**DIRECTIONS FOR THIS TASK:** Collect every line that includes the string "心脏壁最厚的是".

————

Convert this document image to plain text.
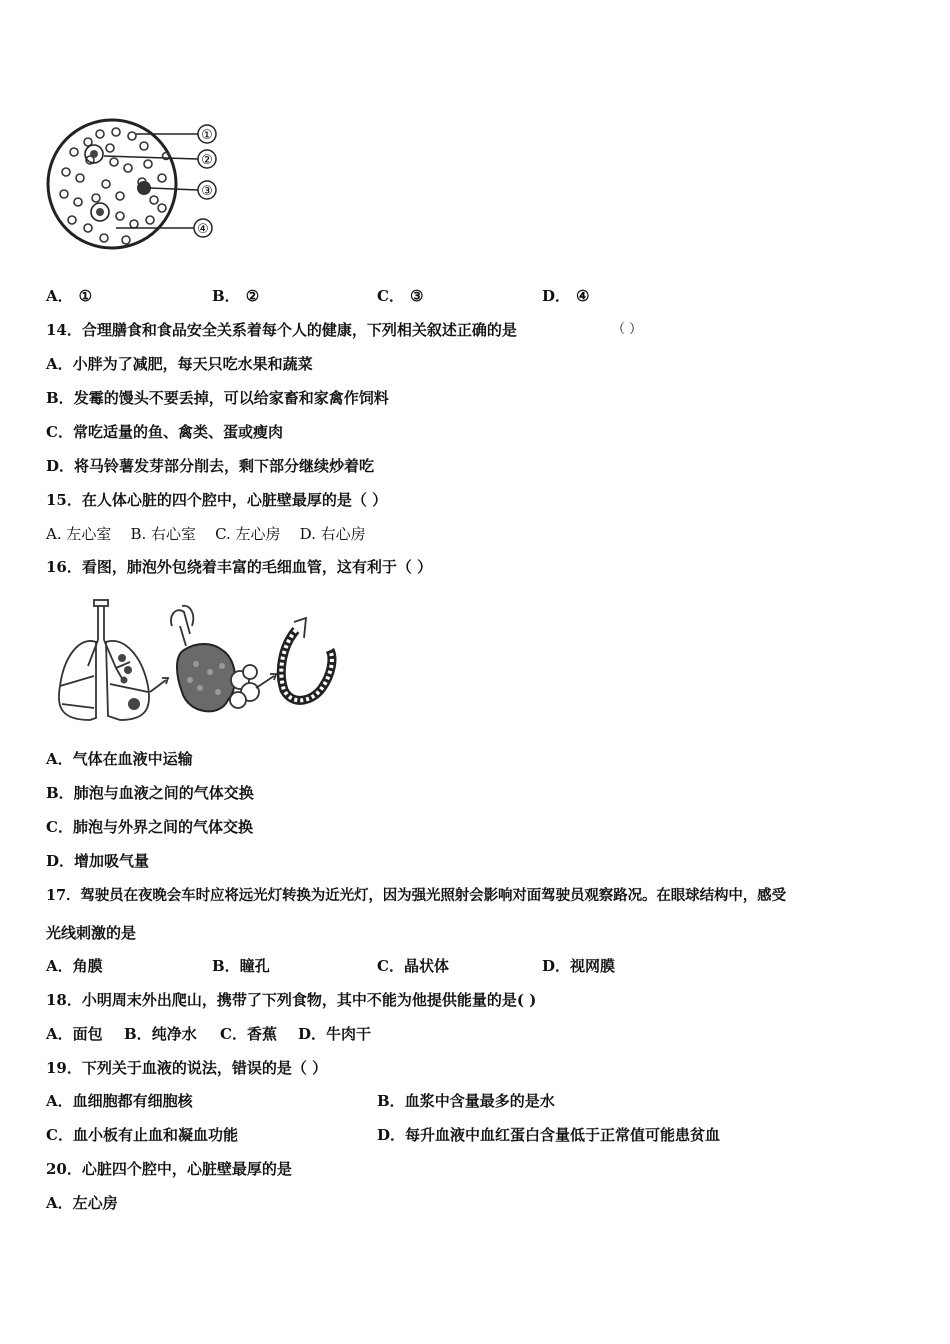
①
②
③
④
A． ①	B． ②	C． ③	D． ④
14．合理膳食和食品安全关系着每个人的健康，下列相关叙述正确的是	（ ）
A．小胖为了减肥，每天只吃水果和蔬菜
B．发霉的馒头不要丢掉，可以给家畜和家禽作饲料
C．常吃适量的鱼、禽类、蛋或瘦肉
D．将马铃薯发芽部分削去，剩下部分继续炒着吃
15．在人体心脏的四个腔中，心脏壁最厚的是（ ）
A. 左心室    B. 右心室    C. 左心房    D. 右心房
16．看图，肺泡外包绕着丰富的毛细血管，这有利于（ ）
A．气体在血液中运输
B．肺泡与血液之间的气体交换
C．肺泡与外界之间的气体交换
D．增加吸气量
17．驾驶员在夜晚会车时应将远光灯转换为近光灯，因为强光照射会影响对面驾驶员观察路况。在眼球结构中，感受
光线刺激的是
A．角膜	B．瞳孔	C．晶状体	D．视网膜
18．小明周末外出爬山，携带了下列食物，其中不能为他提供能量的是( )
A．面包 B．纯净水 C．香蕉 D．牛肉干
19．下列关于血液的说法，错误的是（ ）
A．血细胞都有细胞核	B．血浆中含量最多的是水
C．血小板有止血和凝血功能	D．每升血液中血红蛋白含量低于正常值可能患贫血
20．心脏四个腔中，心脏壁最厚的是
A．左心房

————

**EXERCISE ANSWER:**
15．在人体心脏的四个腔中，心脏壁最厚的是（ ）
20．心脏四个腔中，心脏壁最厚的是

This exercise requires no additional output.